Data entries:
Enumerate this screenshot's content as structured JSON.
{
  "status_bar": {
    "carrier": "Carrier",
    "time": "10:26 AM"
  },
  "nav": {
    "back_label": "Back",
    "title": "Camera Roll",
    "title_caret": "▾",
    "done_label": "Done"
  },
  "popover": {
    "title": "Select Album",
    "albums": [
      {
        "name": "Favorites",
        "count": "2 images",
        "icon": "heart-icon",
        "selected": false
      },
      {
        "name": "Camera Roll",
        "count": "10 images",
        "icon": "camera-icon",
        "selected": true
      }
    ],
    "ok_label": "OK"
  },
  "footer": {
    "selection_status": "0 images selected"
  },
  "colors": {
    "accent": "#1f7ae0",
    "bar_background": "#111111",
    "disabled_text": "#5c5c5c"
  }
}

▸ Stated goal
Scan the entries above and work out how many lines include the word "images"; the reply is that number alone.

▸ Answer below
3